What is needed: Scan the lines and state how many carry "this". Leave out everything but the number.
------
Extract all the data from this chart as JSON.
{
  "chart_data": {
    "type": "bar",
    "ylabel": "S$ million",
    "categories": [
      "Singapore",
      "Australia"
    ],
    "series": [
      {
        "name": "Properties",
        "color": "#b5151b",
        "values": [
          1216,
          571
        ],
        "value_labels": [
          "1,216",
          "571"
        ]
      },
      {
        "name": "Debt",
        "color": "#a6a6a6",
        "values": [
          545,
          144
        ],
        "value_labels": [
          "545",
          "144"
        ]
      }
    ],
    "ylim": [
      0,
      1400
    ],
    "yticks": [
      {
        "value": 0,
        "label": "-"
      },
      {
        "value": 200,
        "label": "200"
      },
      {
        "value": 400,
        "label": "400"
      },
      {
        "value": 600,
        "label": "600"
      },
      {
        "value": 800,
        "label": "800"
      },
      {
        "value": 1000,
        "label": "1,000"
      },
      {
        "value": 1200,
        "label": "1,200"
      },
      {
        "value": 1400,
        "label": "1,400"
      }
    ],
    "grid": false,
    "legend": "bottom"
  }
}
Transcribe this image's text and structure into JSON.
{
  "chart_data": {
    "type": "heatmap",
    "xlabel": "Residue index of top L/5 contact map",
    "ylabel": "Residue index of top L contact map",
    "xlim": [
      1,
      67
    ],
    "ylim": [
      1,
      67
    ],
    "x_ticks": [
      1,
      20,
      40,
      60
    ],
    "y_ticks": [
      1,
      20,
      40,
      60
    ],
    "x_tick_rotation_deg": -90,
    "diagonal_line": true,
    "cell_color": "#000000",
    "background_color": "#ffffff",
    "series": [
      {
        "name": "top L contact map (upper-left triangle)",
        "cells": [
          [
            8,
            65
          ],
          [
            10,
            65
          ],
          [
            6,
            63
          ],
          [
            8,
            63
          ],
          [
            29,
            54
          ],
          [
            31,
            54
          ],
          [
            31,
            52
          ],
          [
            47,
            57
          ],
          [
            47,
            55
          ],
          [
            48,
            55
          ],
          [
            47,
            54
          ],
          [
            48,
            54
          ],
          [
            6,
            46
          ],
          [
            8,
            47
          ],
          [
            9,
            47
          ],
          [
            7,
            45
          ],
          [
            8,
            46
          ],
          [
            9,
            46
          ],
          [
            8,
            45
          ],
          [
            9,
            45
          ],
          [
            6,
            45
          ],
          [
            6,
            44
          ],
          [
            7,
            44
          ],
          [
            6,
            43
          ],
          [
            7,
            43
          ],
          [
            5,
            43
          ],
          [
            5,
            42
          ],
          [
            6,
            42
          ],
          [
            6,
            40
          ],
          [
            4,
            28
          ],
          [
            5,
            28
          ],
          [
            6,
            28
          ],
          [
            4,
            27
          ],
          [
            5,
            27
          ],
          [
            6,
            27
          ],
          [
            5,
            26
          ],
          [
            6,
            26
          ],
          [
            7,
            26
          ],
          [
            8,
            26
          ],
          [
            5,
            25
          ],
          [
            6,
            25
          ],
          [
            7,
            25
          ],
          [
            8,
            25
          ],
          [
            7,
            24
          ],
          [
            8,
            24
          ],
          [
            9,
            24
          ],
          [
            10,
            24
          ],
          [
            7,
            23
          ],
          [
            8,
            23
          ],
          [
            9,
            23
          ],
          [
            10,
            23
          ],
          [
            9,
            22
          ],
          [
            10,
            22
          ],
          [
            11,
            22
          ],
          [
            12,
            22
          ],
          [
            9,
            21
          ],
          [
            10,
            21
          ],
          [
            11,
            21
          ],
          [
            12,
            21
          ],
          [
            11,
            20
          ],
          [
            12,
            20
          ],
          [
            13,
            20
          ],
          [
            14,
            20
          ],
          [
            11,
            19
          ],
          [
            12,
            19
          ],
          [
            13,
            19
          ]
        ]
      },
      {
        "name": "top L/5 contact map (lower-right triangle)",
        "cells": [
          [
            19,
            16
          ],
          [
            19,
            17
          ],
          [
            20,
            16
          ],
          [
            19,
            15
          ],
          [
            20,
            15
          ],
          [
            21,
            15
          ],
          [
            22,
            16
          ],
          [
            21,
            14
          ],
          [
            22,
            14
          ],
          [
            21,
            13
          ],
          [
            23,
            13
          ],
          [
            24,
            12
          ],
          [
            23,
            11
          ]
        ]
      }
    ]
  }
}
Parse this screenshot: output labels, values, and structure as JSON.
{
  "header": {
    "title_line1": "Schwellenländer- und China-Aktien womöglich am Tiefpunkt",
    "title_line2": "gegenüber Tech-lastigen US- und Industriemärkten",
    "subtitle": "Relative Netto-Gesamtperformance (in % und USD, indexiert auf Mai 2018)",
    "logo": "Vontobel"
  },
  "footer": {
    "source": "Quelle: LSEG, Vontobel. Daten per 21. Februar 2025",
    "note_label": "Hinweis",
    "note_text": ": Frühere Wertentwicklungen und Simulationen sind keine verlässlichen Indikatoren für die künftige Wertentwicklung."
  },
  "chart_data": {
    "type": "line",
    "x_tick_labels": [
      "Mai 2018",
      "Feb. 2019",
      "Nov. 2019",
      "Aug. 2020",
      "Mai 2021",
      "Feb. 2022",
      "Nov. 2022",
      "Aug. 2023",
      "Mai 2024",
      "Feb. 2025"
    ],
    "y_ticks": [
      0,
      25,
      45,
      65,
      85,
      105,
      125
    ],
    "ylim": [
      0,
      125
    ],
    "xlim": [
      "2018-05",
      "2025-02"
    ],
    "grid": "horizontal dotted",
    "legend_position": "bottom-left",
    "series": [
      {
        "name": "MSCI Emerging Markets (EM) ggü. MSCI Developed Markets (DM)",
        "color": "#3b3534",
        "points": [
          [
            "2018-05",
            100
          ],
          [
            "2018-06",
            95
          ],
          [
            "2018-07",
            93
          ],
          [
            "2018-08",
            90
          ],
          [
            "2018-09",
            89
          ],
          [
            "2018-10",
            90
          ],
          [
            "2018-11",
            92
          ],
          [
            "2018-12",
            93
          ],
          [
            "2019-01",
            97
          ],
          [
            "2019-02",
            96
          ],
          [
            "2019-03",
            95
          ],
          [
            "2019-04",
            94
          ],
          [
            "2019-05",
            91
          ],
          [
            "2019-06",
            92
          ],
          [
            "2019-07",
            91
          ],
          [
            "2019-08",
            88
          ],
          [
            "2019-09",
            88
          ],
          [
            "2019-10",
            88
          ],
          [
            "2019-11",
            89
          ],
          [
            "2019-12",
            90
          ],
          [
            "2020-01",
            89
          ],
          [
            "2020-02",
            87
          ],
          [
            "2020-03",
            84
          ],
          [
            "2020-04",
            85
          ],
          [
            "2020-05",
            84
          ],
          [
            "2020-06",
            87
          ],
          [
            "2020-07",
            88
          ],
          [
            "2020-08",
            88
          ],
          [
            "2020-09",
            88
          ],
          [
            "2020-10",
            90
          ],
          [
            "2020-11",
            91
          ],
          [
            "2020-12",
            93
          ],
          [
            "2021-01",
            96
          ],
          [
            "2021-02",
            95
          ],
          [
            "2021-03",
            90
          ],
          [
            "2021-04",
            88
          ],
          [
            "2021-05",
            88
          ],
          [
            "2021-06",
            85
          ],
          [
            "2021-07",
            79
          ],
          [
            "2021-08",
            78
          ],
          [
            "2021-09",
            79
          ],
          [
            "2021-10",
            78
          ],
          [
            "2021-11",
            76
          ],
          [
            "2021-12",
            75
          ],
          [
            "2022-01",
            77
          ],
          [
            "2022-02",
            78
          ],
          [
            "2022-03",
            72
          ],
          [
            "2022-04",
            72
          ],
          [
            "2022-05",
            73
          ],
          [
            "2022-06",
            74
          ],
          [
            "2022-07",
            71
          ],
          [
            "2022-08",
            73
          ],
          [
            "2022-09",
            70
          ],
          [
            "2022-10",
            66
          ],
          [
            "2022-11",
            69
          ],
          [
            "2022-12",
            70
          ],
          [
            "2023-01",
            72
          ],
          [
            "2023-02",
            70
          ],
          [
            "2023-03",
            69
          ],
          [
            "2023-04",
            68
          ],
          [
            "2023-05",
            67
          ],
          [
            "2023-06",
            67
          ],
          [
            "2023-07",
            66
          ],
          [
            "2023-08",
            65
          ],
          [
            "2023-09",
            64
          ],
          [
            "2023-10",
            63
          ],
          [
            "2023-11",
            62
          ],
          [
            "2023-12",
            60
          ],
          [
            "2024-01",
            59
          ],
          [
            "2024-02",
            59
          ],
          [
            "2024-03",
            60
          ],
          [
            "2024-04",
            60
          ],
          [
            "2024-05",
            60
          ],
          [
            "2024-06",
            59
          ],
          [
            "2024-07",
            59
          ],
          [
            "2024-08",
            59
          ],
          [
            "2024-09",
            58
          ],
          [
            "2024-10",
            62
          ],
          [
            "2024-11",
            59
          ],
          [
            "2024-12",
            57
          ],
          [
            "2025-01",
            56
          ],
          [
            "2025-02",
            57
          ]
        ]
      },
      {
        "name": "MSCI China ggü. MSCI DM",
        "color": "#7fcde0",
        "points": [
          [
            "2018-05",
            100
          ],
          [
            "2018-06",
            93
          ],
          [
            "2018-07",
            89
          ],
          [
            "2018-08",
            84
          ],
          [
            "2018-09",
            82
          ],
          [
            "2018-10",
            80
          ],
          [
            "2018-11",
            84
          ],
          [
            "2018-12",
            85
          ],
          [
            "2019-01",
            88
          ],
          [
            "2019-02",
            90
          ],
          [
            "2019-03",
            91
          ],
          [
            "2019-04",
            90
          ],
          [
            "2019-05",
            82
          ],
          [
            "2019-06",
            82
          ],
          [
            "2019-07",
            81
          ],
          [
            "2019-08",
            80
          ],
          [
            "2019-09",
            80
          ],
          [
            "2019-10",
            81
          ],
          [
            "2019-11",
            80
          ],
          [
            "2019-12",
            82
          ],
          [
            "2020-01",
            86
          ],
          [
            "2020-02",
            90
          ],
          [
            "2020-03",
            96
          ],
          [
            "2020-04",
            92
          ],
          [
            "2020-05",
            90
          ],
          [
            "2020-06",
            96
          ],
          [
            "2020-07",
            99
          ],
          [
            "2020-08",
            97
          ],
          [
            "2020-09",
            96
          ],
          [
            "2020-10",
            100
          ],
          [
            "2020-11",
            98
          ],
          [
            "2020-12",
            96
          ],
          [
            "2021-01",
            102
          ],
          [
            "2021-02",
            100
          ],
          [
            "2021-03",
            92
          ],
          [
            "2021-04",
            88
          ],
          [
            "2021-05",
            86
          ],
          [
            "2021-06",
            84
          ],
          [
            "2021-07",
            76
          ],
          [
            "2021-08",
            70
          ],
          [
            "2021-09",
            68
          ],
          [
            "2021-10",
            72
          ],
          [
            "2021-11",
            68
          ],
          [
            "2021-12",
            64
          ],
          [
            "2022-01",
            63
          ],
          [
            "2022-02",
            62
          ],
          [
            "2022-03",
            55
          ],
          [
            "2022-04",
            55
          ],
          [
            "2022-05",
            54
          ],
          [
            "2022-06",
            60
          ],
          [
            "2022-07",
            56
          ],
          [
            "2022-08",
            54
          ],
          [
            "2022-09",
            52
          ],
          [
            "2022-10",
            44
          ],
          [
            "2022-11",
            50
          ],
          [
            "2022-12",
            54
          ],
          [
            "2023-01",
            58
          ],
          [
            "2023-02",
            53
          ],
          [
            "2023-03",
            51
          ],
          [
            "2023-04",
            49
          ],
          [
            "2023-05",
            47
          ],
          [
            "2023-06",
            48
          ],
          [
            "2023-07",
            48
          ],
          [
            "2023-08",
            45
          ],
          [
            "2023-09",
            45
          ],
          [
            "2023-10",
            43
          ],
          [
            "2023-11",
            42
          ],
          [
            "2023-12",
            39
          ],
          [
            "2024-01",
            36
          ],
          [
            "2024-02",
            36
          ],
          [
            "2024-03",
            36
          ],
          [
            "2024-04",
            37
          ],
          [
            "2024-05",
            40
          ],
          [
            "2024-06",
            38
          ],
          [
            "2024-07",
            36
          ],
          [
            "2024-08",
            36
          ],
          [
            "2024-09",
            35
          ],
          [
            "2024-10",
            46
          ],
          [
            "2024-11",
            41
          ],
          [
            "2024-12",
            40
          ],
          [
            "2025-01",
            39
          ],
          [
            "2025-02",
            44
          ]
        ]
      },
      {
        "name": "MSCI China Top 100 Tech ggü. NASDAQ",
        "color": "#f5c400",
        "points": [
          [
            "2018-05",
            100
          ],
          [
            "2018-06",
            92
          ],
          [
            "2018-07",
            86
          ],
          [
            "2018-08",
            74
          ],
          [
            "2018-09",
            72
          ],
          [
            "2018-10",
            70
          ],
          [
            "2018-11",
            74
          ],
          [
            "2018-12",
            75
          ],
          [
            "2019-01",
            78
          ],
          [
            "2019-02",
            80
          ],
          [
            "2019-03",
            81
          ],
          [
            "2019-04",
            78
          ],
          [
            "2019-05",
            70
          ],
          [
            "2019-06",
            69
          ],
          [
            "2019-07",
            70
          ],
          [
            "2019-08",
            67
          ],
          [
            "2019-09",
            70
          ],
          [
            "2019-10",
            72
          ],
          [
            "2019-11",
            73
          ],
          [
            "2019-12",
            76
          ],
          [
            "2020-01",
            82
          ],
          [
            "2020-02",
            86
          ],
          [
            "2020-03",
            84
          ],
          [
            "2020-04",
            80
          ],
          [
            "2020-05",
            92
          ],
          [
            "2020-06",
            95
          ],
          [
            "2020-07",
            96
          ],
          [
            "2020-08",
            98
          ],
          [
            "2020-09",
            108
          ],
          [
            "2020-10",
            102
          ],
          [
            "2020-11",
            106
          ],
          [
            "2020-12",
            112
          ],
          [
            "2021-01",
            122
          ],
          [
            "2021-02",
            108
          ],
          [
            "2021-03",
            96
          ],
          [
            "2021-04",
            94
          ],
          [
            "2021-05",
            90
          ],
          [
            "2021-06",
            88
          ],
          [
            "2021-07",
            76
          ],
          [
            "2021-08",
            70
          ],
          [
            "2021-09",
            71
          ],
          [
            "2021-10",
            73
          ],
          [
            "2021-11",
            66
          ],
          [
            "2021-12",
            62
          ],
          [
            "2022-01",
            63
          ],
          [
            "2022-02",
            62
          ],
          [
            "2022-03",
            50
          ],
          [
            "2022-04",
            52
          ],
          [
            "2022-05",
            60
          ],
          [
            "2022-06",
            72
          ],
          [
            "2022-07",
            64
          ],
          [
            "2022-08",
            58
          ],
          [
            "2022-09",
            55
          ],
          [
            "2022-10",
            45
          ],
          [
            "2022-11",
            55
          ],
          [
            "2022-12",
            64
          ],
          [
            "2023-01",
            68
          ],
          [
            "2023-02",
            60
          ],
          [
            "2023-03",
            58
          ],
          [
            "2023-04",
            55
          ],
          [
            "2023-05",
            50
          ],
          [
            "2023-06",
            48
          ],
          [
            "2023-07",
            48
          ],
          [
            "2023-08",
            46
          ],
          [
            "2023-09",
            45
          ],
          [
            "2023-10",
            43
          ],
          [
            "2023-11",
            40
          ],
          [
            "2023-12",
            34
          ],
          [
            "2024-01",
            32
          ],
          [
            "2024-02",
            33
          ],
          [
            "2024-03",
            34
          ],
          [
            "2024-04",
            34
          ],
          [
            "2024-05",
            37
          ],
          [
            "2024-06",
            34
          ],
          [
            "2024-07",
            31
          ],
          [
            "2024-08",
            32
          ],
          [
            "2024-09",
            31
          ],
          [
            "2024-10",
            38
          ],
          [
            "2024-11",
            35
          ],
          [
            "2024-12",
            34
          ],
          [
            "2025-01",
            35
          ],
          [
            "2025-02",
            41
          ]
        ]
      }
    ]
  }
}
------
Exercise response: 3